SIDLEY AUSTIN LLP
ONE SOUTH DEARBORN STREET CHICAGO, IL 60603
+1 312 853 7000
+1 312 853 7036 FAX
(312) 853 7097
December 30, 2016
Daniel F. Duchovny
Office of Mergers and Acquisitions
Securities and Exchange Commission
100 F Street, N.E.
Washington, D.C. 20549-3628
|Preliminary Proxy Statement|
|Filed on December 23, 2016|
|File No. 001-09788|
Dear Mr. Duchovny:
On behalf of Landauer, Inc. (the “Company”), this letter responds to your letter dated December 29, 2016, regarding comments of the staff (“Staff”) of the Securities and Exchange Commission (“SEC” or “Commission”) on the above-referenced filing. The Staff’s comments are repeated below. References to page numbers are those in the above-referenced document as filed, as indicated below.
Background to the Solicitation, page 10
1. Refer to the first paragraph on page 12. Revise your disclosure to explain the basis for the independent directors’ conclusion that whether Mr. Leatherman was a CPA was immaterial. Clarify as to whom the directors believed this was immaterial. Also, provide us your legal analysis of whether the disclosure in past filings that Mr. Leatherman was a CPA when he in fact was not an active CPA and had not obtained the license, despite having approved the relevant exam, was a misstatement under the securities laws.

## Exercise data
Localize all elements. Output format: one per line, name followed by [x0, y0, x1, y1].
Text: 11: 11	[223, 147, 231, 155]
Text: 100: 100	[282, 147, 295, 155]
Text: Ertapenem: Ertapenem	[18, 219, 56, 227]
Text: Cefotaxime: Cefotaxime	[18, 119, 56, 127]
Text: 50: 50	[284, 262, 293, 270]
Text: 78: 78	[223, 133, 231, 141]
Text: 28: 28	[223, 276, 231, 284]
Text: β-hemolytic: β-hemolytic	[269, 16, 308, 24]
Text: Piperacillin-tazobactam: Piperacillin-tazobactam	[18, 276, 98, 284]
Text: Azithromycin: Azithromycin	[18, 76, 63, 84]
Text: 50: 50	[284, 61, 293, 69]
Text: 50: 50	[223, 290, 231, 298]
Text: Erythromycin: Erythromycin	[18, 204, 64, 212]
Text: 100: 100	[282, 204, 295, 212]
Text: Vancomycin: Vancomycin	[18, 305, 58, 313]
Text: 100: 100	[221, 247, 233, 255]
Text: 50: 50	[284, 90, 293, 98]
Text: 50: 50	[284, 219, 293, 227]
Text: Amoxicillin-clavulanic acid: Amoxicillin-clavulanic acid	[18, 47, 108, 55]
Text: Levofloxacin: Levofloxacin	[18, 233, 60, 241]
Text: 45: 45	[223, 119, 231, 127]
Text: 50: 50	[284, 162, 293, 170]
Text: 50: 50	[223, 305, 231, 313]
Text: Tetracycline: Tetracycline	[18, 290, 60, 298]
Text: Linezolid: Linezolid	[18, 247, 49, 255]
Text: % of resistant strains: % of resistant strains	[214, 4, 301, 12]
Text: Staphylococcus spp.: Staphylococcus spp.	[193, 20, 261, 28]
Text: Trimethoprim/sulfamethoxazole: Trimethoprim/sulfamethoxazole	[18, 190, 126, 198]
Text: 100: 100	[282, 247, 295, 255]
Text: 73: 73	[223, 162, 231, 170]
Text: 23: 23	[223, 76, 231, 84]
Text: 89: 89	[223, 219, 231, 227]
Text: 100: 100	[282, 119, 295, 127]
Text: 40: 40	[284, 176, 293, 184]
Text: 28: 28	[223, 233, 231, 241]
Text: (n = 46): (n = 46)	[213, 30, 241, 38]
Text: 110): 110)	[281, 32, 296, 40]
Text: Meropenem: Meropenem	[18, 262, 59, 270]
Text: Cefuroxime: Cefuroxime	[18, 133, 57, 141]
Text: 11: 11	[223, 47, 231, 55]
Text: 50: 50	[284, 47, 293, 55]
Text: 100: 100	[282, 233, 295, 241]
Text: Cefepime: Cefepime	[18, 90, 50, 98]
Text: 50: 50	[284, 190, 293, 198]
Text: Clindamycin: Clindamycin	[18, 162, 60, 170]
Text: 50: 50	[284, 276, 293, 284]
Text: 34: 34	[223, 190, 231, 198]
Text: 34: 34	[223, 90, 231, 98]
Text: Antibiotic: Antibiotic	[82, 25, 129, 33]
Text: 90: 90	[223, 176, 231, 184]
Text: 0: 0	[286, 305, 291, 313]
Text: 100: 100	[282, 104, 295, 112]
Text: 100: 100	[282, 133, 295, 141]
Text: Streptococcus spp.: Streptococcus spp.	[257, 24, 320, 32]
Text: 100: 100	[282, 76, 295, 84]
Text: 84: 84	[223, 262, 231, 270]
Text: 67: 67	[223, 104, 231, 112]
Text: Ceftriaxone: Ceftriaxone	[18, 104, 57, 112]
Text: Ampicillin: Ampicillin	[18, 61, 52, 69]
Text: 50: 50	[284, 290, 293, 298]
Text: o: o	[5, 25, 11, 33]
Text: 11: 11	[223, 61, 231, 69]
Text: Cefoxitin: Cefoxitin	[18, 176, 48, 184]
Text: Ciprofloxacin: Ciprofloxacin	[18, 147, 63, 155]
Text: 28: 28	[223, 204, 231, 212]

## To-do list
[a] List every short name that the letter defines in parentheses with quotation marks.
[b] Copy the lines of the records from their start through the line containing "47, 231, 55]", with both ends included.
The letter and the records have nothing to do with each other.

## Results for each task
[a]
Company
Staff
SEC
Commission

[b]
Localize all elements. Output format: one per line, name followed by [x0, y0, x1, y1].
Text: 11: 11	[223, 147, 231, 155]
Text: 100: 100	[282, 147, 295, 155]
Text: Ertapenem: Ertapenem	[18, 219, 56, 227]
Text: Cefotaxime: Cefotaxime	[18, 119, 56, 127]
Text: 50: 50	[284, 262, 293, 270]
Text: 78: 78	[223, 133, 231, 141]
Text: 28: 28	[223, 276, 231, 284]
Text: β-hemolytic: β-hemolytic	[269, 16, 308, 24]
Text: Piperacillin-tazobactam: Piperacillin-tazobactam	[18, 276, 98, 284]
Text: Azithromycin: Azithromycin	[18, 76, 63, 84]
Text: 50: 50	[284, 61, 293, 69]
Text: 50: 50	[223, 290, 231, 298]
Text: Erythromycin: Erythromycin	[18, 204, 64, 212]
Text: 100: 100	[282, 204, 295, 212]
Text: Vancomycin: Vancomycin	[18, 305, 58, 313]
Text: 100: 100	[221, 247, 233, 255]
Text: 50: 50	[284, 90, 293, 98]
Text: 50: 50	[284, 219, 293, 227]
Text: Amoxicillin-clavulanic acid: Amoxicillin-clavulanic acid	[18, 47, 108, 55]
Text: Levofloxacin: Levofloxacin	[18, 233, 60, 241]
Text: 45: 45	[223, 119, 231, 127]
Text: 50: 50	[284, 162, 293, 170]
Text: 50: 50	[223, 305, 231, 313]
Text: Tetracycline: Tetracycline	[18, 290, 60, 298]
Text: Linezolid: Linezolid	[18, 247, 49, 255]
Text: % of resistant strains: % of resistant strains	[214, 4, 301, 12]
Text: Staphylococcus spp.: Staphylococcus spp.	[193, 20, 261, 28]
Text: Trimethoprim/sulfamethoxazole: Trimethoprim/sulfamethoxazole	[18, 190, 126, 198]
Text: 100: 100	[282, 247, 295, 255]
Text: 73: 73	[223, 162, 231, 170]
Text: 23: 23	[223, 76, 231, 84]
Text: 89: 89	[223, 219, 231, 227]
Text: 100: 100	[282, 119, 295, 127]
Text: 40: 40	[284, 176, 293, 184]
Text: 28: 28	[223, 233, 231, 241]
Text: (n = 46): (n = 46)	[213, 30, 241, 38]
Text: 110): 110)	[281, 32, 296, 40]
Text: Meropenem: Meropenem	[18, 262, 59, 270]
Text: Cefuroxime: Cefuroxime	[18, 133, 57, 141]
Text: 11: 11	[223, 47, 231, 55]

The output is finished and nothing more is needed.